THE PROBLEM: Return the material exactly as supplied, apart from the pictures, which are omitted.

DATASET EXCERPTS:
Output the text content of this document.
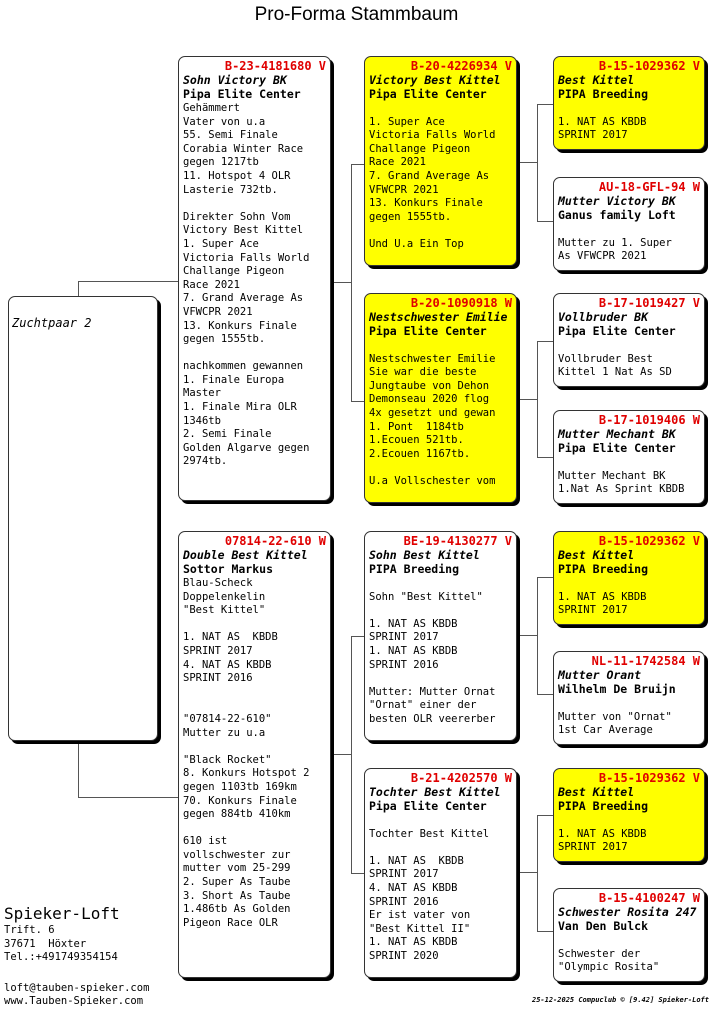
Pro-Forma Stammbaum
Zuchtpaar 2
B-23-4181680 V
Sohn Victory BK
Pipa Elite Center
Gehämmert
Vater von u.a
55. Semi Finale
Corabia Winter Race
gegen 1217tb
11. Hotspot 4 OLR
Lasterie 732tb.

Direkter Sohn Vom
Victory Best Kittel
1. Super Ace
Victoria Falls World
Challange Pigeon
Race 2021
7. Grand Average As
VFWCPR 2021
13. Konkurs Finale
gegen 1555tb.

nachkommen gewannen
1. Finale Europa
Master
1. Finale Mira OLR
1346tb
2. Semi Finale
Golden Algarve gegen
2974tb.
07814-22-610 W
Double Best Kittel
Sottor Markus
Blau-Scheck
Doppelenkelin
"Best Kittel"

1. NAT AS  KBDB
SPRINT 2017
4. NAT AS KBDB
SPRINT 2016

"07814-22-610"
Mutter zu u.a

"Black Rocket"
8. Konkurs Hotspot 2
gegen 1103tb 169km
70. Konkurs Finale
gegen 884tb 410km

610 ist
vollschwester zur
mutter vom 25-299
2. Super As Taube
3. Short As Taube
1.486tb As Golden
Pigeon Race OLR
B-20-4226934 V
Victory Best Kittel
Pipa Elite Center

1. Super Ace
Victoria Falls World
Challange Pigeon
Race 2021
7. Grand Average As
VFWCPR 2021
13. Konkurs Finale
gegen 1555tb.

Und U.a Ein Top
B-20-1090918 W
Nestschwester Emilie
Pipa Elite Center

Nestschwester Emilie
Sie war die beste
Jungtaube von Dehon
Demonseau 2020 flog
4x gesetzt und gewan
1. Pont  1184tb
1.Ecouen 521tb.
2.Ecouen 1167tb.

U.a Vollschester vom
BE-19-4130277 V
Sohn Best Kittel
PIPA Breeding

Sohn "Best Kittel"

1. NAT AS KBDB
SPRINT 2017
1. NAT AS KBDB
SPRINT 2016

Mutter: Mutter Ornat
"Ornat" einer der
besten OLR veererber
B-21-4202570 W
Tochter Best Kittel
Pipa Elite Center

Tochter Best Kittel

1. NAT AS  KBDB
SPRINT 2017
4. NAT AS KBDB
SPRINT 2016
Er ist vater von
"Best Kittel II"
1. NAT AS KBDB
SPRINT 2020
B-15-1029362 V
Best Kittel
PIPA Breeding

1. NAT AS KBDB
SPRINT 2017
AU-18-GFL-94 W
Mutter Victory BK
Ganus family Loft

Mutter zu 1. Super
As VFWCPR 2021
B-17-1019427 V
Vollbruder BK
Pipa Elite Center

Vollbruder Best
Kittel 1 Nat As SD
B-17-1019406 W
Mutter Mechant BK
Pipa Elite Center

Mutter Mechant BK
1.Nat As Sprint KBDB
B-15-1029362 V
Best Kittel
PIPA Breeding

1. NAT AS KBDB
SPRINT 2017
NL-11-1742584 W
Mutter Orant
Wilhelm De Bruijn

Mutter von "Ornat"
1st Car Average
B-15-1029362 V
Best Kittel
PIPA Breeding

1. NAT AS KBDB
SPRINT 2017
B-15-4100247 W
Schwester Rosita 247
Van Den Bulck

Schwester der
"Olympic Rosita"
Spieker-Loft
Trift. 6
37671  Höxter
Tel.:+491749354154
loft@tauben-spieker.com
www.Tauben-Spieker.com	25-12-2025 Compuclub © [9.42] Spieker-Loft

SOLUTION TO THE EXERCISE:
Output the text content of this document.
Pro-Forma Stammbaum
Zuchtpaar 2
B-23-4181680 V
Sohn Victory BK
Pipa Elite Center
Gehämmert
Vater von u.a
55. Semi Finale
Corabia Winter Race
gegen 1217tb
11. Hotspot 4 OLR
Lasterie 732tb.

Direkter Sohn Vom
Victory Best Kittel
1. Super Ace
Victoria Falls World
Challange Pigeon
Race 2021
7. Grand Average As
VFWCPR 2021
13. Konkurs Finale
gegen 1555tb.

nachkommen gewannen
1. Finale Europa
Master
1. Finale Mira OLR
1346tb
2. Semi Finale
Golden Algarve gegen
2974tb.
07814-22-610 W
Double Best Kittel
Sottor Markus
Blau-Scheck
Doppelenkelin
"Best Kittel"

1. NAT AS  KBDB
SPRINT 2017
4. NAT AS KBDB
SPRINT 2016

"07814-22-610"
Mutter zu u.a

"Black Rocket"
8. Konkurs Hotspot 2
gegen 1103tb 169km
70. Konkurs Finale
gegen 884tb 410km

610 ist
vollschwester zur
mutter vom 25-299
2. Super As Taube
3. Short As Taube
1.486tb As Golden
Pigeon Race OLR
B-20-4226934 V
Victory Best Kittel
Pipa Elite Center

1. Super Ace
Victoria Falls World
Challange Pigeon
Race 2021
7. Grand Average As
VFWCPR 2021
13. Konkurs Finale
gegen 1555tb.

Und U.a Ein Top
B-20-1090918 W
Nestschwester Emilie
Pipa Elite Center

Nestschwester Emilie
Sie war die beste
Jungtaube von Dehon
Demonseau 2020 flog
4x gesetzt und gewan
1. Pont  1184tb
1.Ecouen 521tb.
2.Ecouen 1167tb.

U.a Vollschester vom
BE-19-4130277 V
Sohn Best Kittel
PIPA Breeding

Sohn "Best Kittel"

1. NAT AS KBDB
SPRINT 2017
1. NAT AS KBDB
SPRINT 2016

Mutter: Mutter Ornat
"Ornat" einer der
besten OLR veererber
B-21-4202570 W
Tochter Best Kittel
Pipa Elite Center

Tochter Best Kittel

1. NAT AS  KBDB
SPRINT 2017
4. NAT AS KBDB
SPRINT 2016
Er ist vater von
"Best Kittel II"
1. NAT AS KBDB
SPRINT 2020
B-15-1029362 V
Best Kittel
PIPA Breeding

1. NAT AS KBDB
SPRINT 2017
AU-18-GFL-94 W
Mutter Victory BK
Ganus family Loft

Mutter zu 1. Super
As VFWCPR 2021
B-17-1019427 V
Vollbruder BK
Pipa Elite Center

Vollbruder Best
Kittel 1 Nat As SD
B-17-1019406 W
Mutter Mechant BK
Pipa Elite Center

Mutter Mechant BK
1.Nat As Sprint KBDB
B-15-1029362 V
Best Kittel
PIPA Breeding

1. NAT AS KBDB
SPRINT 2017
NL-11-1742584 W
Mutter Orant
Wilhelm De Bruijn

Mutter von "Ornat"
1st Car Average
B-15-1029362 V
Best Kittel
PIPA Breeding

1. NAT AS KBDB
SPRINT 2017
B-15-4100247 W
Schwester Rosita 247
Van Den Bulck

Schwester der
"Olympic Rosita"
Spieker-Loft
Trift. 6
37671  Höxter
Tel.:+491749354154
loft@tauben-spieker.com
www.Tauben-Spieker.com	25-12-2025 Compuclub © [9.42] Spieker-Loft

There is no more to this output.